EXERCISE.
Pictures aside, quote the whole listing exactly.

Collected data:
"""

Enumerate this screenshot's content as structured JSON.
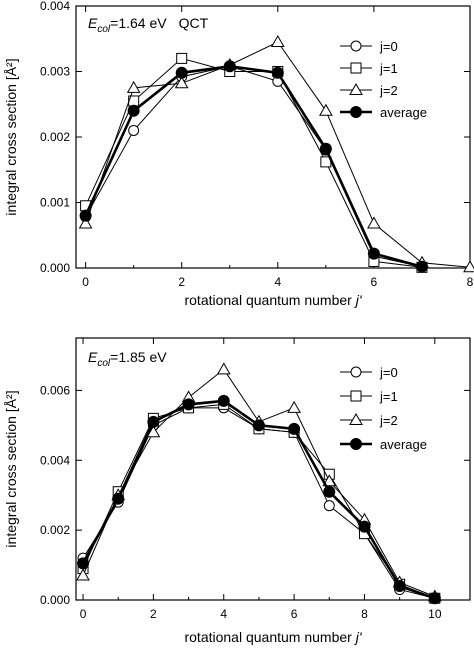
{
  "chart_data": [
    {
      "type": "line",
      "annotation": {
        "e_main": "E",
        "e_sub": "col",
        "e_value": "=1.64 eV",
        "method": "QCT"
      },
      "xlabel": "rotational quantum number",
      "xlabel_symbol": "j'",
      "ylabel": "integral cross section [Å²]",
      "xlim": [
        -0.2,
        8
      ],
      "ylim": [
        0,
        0.004
      ],
      "xticks": [
        0,
        2,
        4,
        6,
        8
      ],
      "xtick_labels": [
        "0",
        "2",
        "4",
        "6",
        "8"
      ],
      "yticks": [
        0,
        0.001,
        0.002,
        0.003,
        0.004
      ],
      "ytick_labels": [
        "0.000",
        "0.001",
        "0.002",
        "0.003",
        "0.004"
      ],
      "legend_position": "top-right",
      "series": [
        {
          "name": "j=0",
          "marker": "circle",
          "x": [
            0,
            1,
            2,
            3,
            4,
            5,
            6,
            7
          ],
          "values": [
            0.00078,
            0.0021,
            0.00292,
            0.00308,
            0.00285,
            0.0018,
            0.00018,
            2e-05
          ]
        },
        {
          "name": "j=1",
          "marker": "square",
          "x": [
            0,
            1,
            2,
            3,
            4,
            5,
            6,
            7
          ],
          "values": [
            0.00095,
            0.00255,
            0.0032,
            0.003,
            0.003,
            0.00162,
            0.0001,
            1e-05
          ]
        },
        {
          "name": "j=2",
          "marker": "triangle",
          "x": [
            0,
            1,
            2,
            3,
            4,
            5,
            6,
            7,
            8
          ],
          "values": [
            0.00068,
            0.00275,
            0.00282,
            0.0031,
            0.00345,
            0.0024,
            0.00068,
            8e-05,
            1e-05
          ]
        },
        {
          "name": "average",
          "marker": "filled-circle",
          "x": [
            0,
            1,
            2,
            3,
            4,
            5,
            6,
            7
          ],
          "values": [
            0.0008,
            0.0024,
            0.00298,
            0.00308,
            0.00298,
            0.00182,
            0.00022,
            2e-05
          ]
        }
      ]
    },
    {
      "type": "line",
      "annotation": {
        "e_main": "E",
        "e_sub": "col",
        "e_value": "=1.85 eV"
      },
      "xlabel": "rotational quantum number",
      "xlabel_symbol": "j'",
      "ylabel": "integral cross section [Å²]",
      "xlim": [
        -0.2,
        11
      ],
      "ylim": [
        0,
        0.0075
      ],
      "xticks": [
        0,
        2,
        4,
        6,
        8,
        10
      ],
      "xtick_labels": [
        "0",
        "2",
        "4",
        "6",
        "8",
        "10"
      ],
      "yticks": [
        0,
        0.002,
        0.004,
        0.006
      ],
      "ytick_labels": [
        "0.000",
        "0.002",
        "0.004",
        "0.006"
      ],
      "legend_position": "top-right",
      "series": [
        {
          "name": "j=0",
          "marker": "circle",
          "x": [
            0,
            1,
            2,
            3,
            4,
            5,
            6,
            7,
            8,
            9,
            10
          ],
          "values": [
            0.0012,
            0.0028,
            0.005,
            0.0055,
            0.0055,
            0.0049,
            0.0048,
            0.0027,
            0.0019,
            0.0003,
            5e-05
          ]
        },
        {
          "name": "j=1",
          "marker": "square",
          "x": [
            0,
            1,
            2,
            3,
            4,
            5,
            6,
            7,
            8,
            9,
            10
          ],
          "values": [
            0.0009,
            0.0031,
            0.0052,
            0.0055,
            0.0056,
            0.0049,
            0.0048,
            0.0036,
            0.0019,
            0.00045,
            5e-05
          ]
        },
        {
          "name": "j=2",
          "marker": "triangle",
          "x": [
            0,
            1,
            2,
            3,
            4,
            5,
            6,
            7,
            8,
            9,
            10
          ],
          "values": [
            0.0007,
            0.003,
            0.0048,
            0.0058,
            0.0066,
            0.0051,
            0.0055,
            0.0034,
            0.0023,
            0.0005,
            0.0001
          ]
        },
        {
          "name": "average",
          "marker": "filled-circle",
          "x": [
            0,
            1,
            2,
            3,
            4,
            5,
            6,
            7,
            8,
            9,
            10
          ],
          "values": [
            0.00105,
            0.0029,
            0.0051,
            0.0056,
            0.0057,
            0.005,
            0.0049,
            0.0031,
            0.0021,
            0.0004,
            5e-05
          ]
        }
      ]
    }
  ]
}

"""

SOLUTION TO THIS PROBLEM.
Enumerate this screenshot's content as structured JSON.
{
  "chart_data": [
    {
      "type": "line",
      "annotation": {
        "e_main": "E",
        "e_sub": "col",
        "e_value": "=1.64 eV",
        "method": "QCT"
      },
      "xlabel": "rotational quantum number",
      "xlabel_symbol": "j'",
      "ylabel": "integral cross section [Å²]",
      "xlim": [
        -0.2,
        8
      ],
      "ylim": [
        0,
        0.004
      ],
      "xticks": [
        0,
        2,
        4,
        6,
        8
      ],
      "xtick_labels": [
        "0",
        "2",
        "4",
        "6",
        "8"
      ],
      "yticks": [
        0,
        0.001,
        0.002,
        0.003,
        0.004
      ],
      "ytick_labels": [
        "0.000",
        "0.001",
        "0.002",
        "0.003",
        "0.004"
      ],
      "legend_position": "top-right",
      "series": [
        {
          "name": "j=0",
          "marker": "circle",
          "x": [
            0,
            1,
            2,
            3,
            4,
            5,
            6,
            7
          ],
          "values": [
            0.00078,
            0.0021,
            0.00292,
            0.00308,
            0.00285,
            0.0018,
            0.00018,
            2e-05
          ]
        },
        {
          "name": "j=1",
          "marker": "square",
          "x": [
            0,
            1,
            2,
            3,
            4,
            5,
            6,
            7
          ],
          "values": [
            0.00095,
            0.00255,
            0.0032,
            0.003,
            0.003,
            0.00162,
            0.0001,
            1e-05
          ]
        },
        {
          "name": "j=2",
          "marker": "triangle",
          "x": [
            0,
            1,
            2,
            3,
            4,
            5,
            6,
            7,
            8
          ],
          "values": [
            0.00068,
            0.00275,
            0.00282,
            0.0031,
            0.00345,
            0.0024,
            0.00068,
            8e-05,
            1e-05
          ]
        },
        {
          "name": "average",
          "marker": "filled-circle",
          "x": [
            0,
            1,
            2,
            3,
            4,
            5,
            6,
            7
          ],
          "values": [
            0.0008,
            0.0024,
            0.00298,
            0.00308,
            0.00298,
            0.00182,
            0.00022,
            2e-05
          ]
        }
      ]
    },
    {
      "type": "line",
      "annotation": {
        "e_main": "E",
        "e_sub": "col",
        "e_value": "=1.85 eV"
      },
      "xlabel": "rotational quantum number",
      "xlabel_symbol": "j'",
      "ylabel": "integral cross section [Å²]",
      "xlim": [
        -0.2,
        11
      ],
      "ylim": [
        0,
        0.0075
      ],
      "xticks": [
        0,
        2,
        4,
        6,
        8,
        10
      ],
      "xtick_labels": [
        "0",
        "2",
        "4",
        "6",
        "8",
        "10"
      ],
      "yticks": [
        0,
        0.002,
        0.004,
        0.006
      ],
      "ytick_labels": [
        "0.000",
        "0.002",
        "0.004",
        "0.006"
      ],
      "legend_position": "top-right",
      "series": [
        {
          "name": "j=0",
          "marker": "circle",
          "x": [
            0,
            1,
            2,
            3,
            4,
            5,
            6,
            7,
            8,
            9,
            10
          ],
          "values": [
            0.0012,
            0.0028,
            0.005,
            0.0055,
            0.0055,
            0.0049,
            0.0048,
            0.0027,
            0.0019,
            0.0003,
            5e-05
          ]
        },
        {
          "name": "j=1",
          "marker": "square",
          "x": [
            0,
            1,
            2,
            3,
            4,
            5,
            6,
            7,
            8,
            9,
            10
          ],
          "values": [
            0.0009,
            0.0031,
            0.0052,
            0.0055,
            0.0056,
            0.0049,
            0.0048,
            0.0036,
            0.0019,
            0.00045,
            5e-05
          ]
        },
        {
          "name": "j=2",
          "marker": "triangle",
          "x": [
            0,
            1,
            2,
            3,
            4,
            5,
            6,
            7,
            8,
            9,
            10
          ],
          "values": [
            0.0007,
            0.003,
            0.0048,
            0.0058,
            0.0066,
            0.0051,
            0.0055,
            0.0034,
            0.0023,
            0.0005,
            0.0001
          ]
        },
        {
          "name": "average",
          "marker": "filled-circle",
          "x": [
            0,
            1,
            2,
            3,
            4,
            5,
            6,
            7,
            8,
            9,
            10
          ],
          "values": [
            0.00105,
            0.0029,
            0.0051,
            0.0056,
            0.0057,
            0.005,
            0.0049,
            0.0031,
            0.0021,
            0.0004,
            5e-05
          ]
        }
      ]
    }
  ]
}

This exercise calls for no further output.